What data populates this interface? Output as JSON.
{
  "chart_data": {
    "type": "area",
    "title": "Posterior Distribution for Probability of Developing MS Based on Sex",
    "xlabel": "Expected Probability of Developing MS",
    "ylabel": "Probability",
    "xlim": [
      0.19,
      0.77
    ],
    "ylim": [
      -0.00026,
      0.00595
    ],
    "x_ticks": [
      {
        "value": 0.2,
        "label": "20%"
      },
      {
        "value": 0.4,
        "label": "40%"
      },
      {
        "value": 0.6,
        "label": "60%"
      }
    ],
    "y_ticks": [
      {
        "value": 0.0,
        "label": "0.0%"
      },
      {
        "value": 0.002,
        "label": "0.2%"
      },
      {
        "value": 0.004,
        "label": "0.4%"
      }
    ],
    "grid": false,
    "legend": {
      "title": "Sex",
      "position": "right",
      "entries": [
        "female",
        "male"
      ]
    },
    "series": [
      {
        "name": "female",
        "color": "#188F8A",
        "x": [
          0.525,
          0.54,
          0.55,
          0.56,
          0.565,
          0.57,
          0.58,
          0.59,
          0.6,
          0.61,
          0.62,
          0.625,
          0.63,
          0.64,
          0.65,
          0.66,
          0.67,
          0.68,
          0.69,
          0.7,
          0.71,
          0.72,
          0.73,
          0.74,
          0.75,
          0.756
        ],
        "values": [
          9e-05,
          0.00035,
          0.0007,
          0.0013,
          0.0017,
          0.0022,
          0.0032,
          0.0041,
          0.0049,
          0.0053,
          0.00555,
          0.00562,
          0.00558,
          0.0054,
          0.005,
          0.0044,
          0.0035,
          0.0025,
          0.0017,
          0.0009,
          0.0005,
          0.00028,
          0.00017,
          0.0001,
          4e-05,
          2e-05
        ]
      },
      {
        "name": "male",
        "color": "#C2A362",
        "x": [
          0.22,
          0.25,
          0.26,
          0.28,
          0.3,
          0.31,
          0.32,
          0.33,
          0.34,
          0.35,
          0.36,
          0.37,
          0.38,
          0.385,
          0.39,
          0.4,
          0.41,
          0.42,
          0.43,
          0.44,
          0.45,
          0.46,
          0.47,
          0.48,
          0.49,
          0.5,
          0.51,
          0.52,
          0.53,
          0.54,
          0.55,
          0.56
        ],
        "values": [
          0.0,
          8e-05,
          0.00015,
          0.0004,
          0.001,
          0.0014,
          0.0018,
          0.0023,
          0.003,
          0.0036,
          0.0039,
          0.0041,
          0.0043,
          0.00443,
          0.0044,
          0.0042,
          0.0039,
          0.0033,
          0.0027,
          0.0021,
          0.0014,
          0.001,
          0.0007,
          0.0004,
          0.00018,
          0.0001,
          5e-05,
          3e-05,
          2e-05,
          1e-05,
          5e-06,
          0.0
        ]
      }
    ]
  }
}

^^^^^^^^

> **WORK TO DO**
Extract each line holding the string "title".

> **CORRECT ANSWER**
    "title": "Posterior Distribution for Probability of Developing MS Based on Sex",
      "title": "Sex",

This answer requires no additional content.